EXTRACT PROVIDED ->
▼

[CWB] Error #1300 generating word frequency lists
José Manuel Martínez Martínez
chozelinek at gmail.com
Mon Aug 6 11:43:48 CEST 2018
Hi Andrew,
thank you very much for your quick reply.
CQPweb v3.2.31
CWB v3.4.14
The underlying data should be UTF-8.
I cannot remember right now if I had encoding error at the encoding stage.
I'll re-encode the corpus and let you know if I get any error on that
regard.
Would be there a way to run from the command line the command to generate
the frequency lists? I think I can leave a script encoding incrementally
all texts I have in my corpus, to find out at least, which file is
producing problems.
Cheers,
--
José Manuel Martínez Martínez
https://chozelinek.github.io
On Mon, Aug 6, 2018 at 10:10 AM, Hardie, Andrew <a.hardie at lancaster.ac.uk>
wrote:
> The key bit of the error message is this:
>
>
>
> Error # 1300: Invalid utf8 character string: ''
>
>
>
> (unfortunate that the actual bad string can’t be identified from this.)
>
>
>
> This suggests that there is a bad string in the CWB index, and it is
> caught by the MySql db on freq list setup. Recent versions of CWB however
> should not permit the indexing of badly-encoded strings (recent meaning,
> last several years). You should have had an error at the encoding stage if
> there was an encoding error in your data.

▲

RAW DATA ->
▼

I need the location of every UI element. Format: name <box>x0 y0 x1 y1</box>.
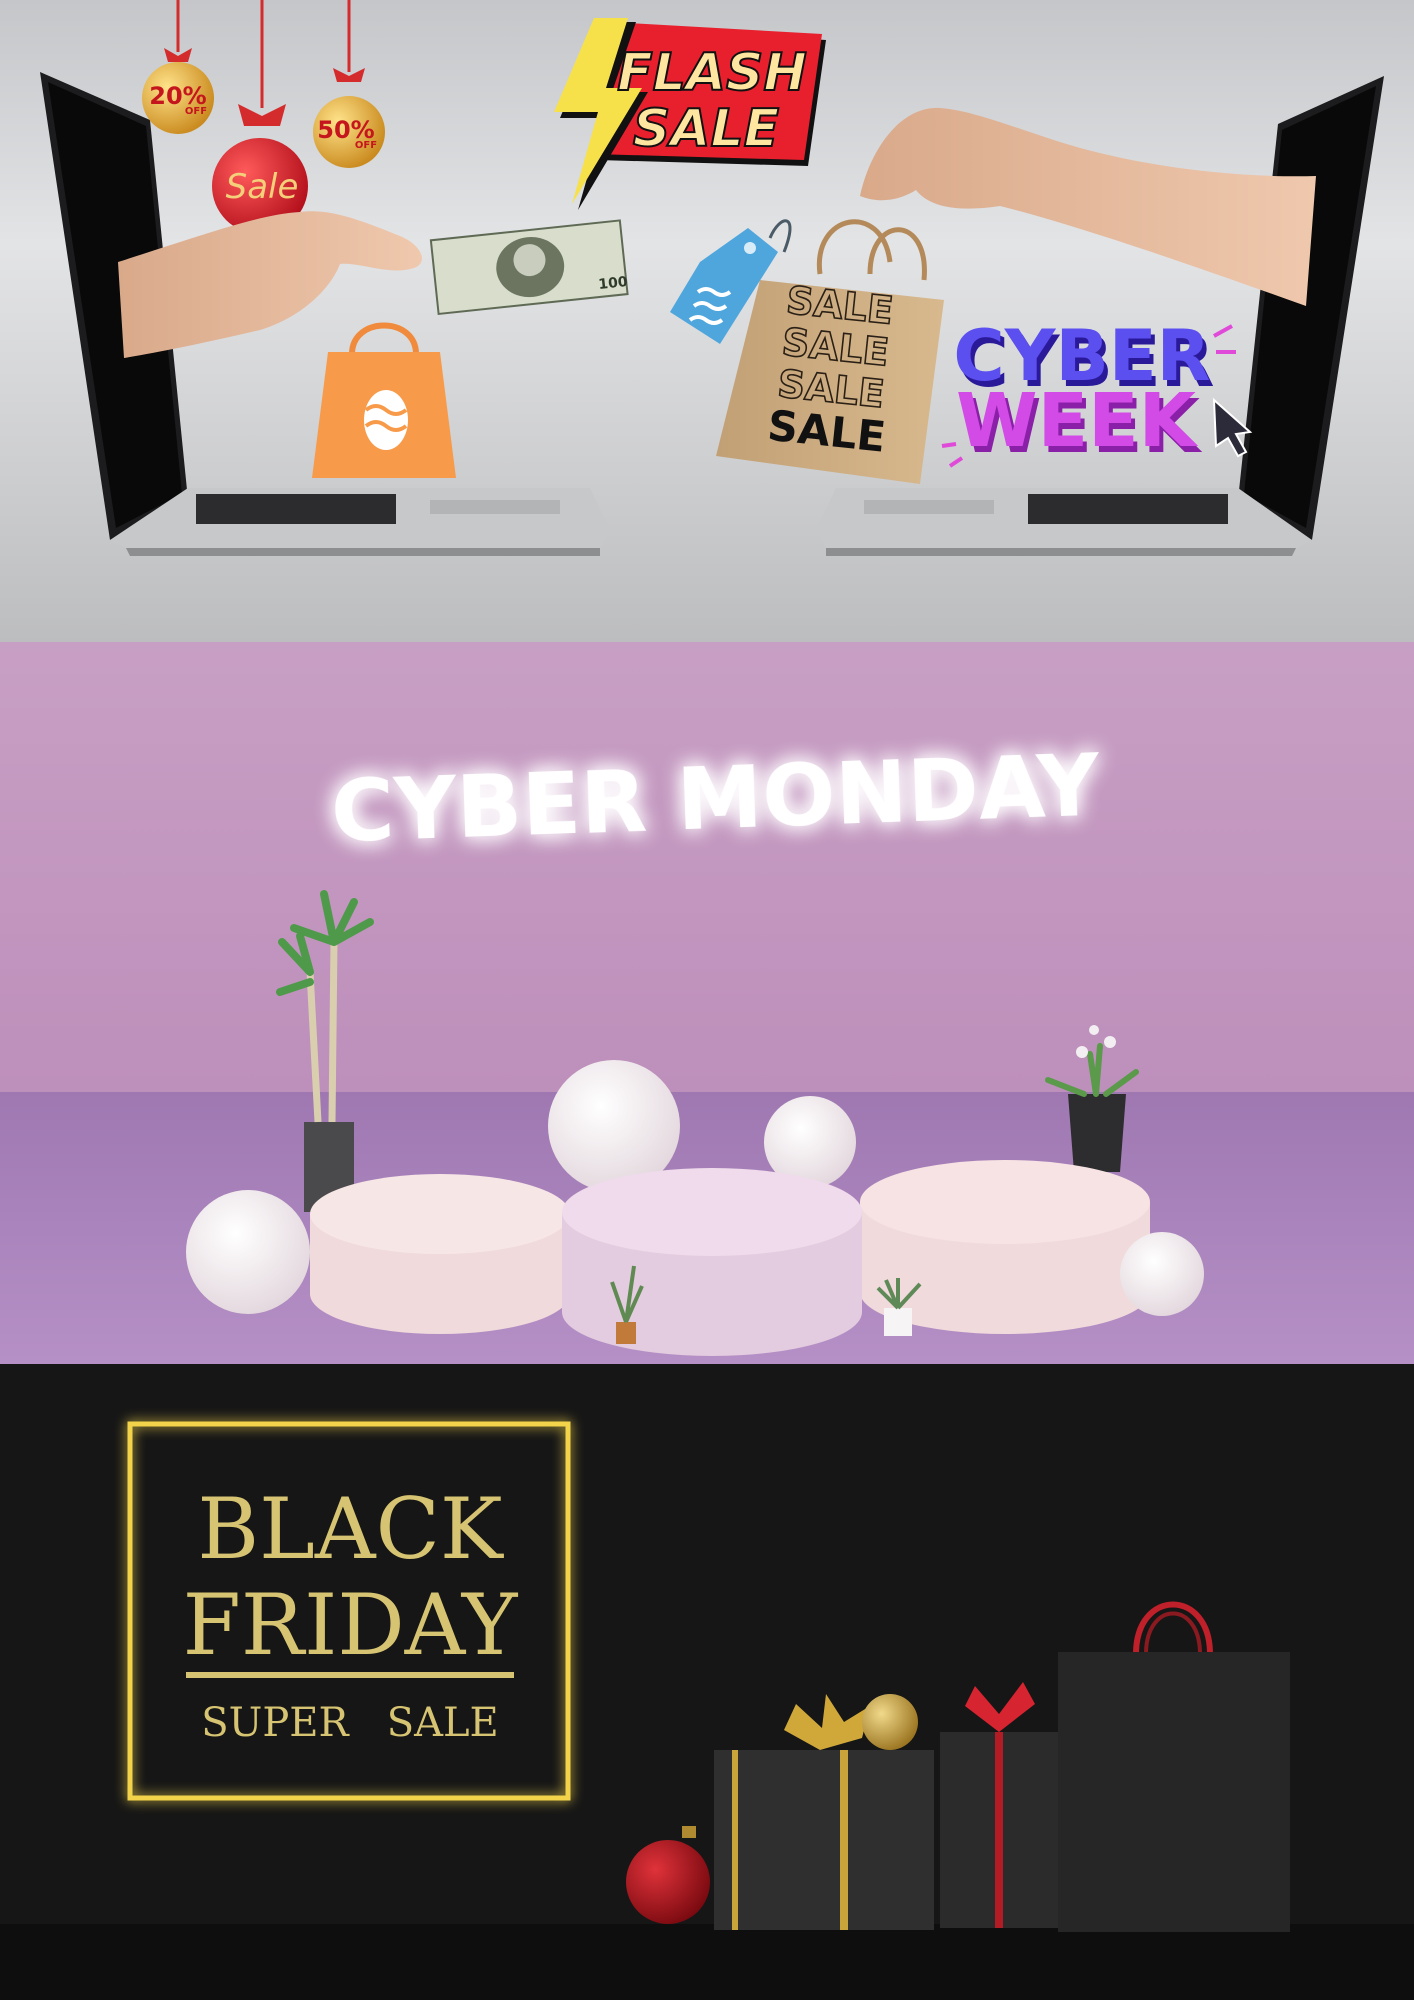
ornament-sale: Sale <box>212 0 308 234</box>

▲

SET EXERCISE 1 -> Can you repeat the passage of the error #1300 thread between "[CWB] Error #1300" and "the encoding stage.", inclusive?
SET EXERCISE 2 -> Which software systems does the error #1300 thread name?

WRITTEN REPLY 1 ->
[CWB] Error #1300 generating word frequency lists
José Manuel Martínez Martínez
chozelinek at gmail.com
Mon Aug 6 11:43:48 CEST 2018
Hi Andrew,
thank you very much for your quick reply.
CQPweb v3.2.31
CWB v3.4.14
The underlying data should be UTF-8.
I cannot remember right now if I had encoding error at the encoding stage.

WRITTEN REPLY 2 ->
- CQPweb
- CWB
- MySql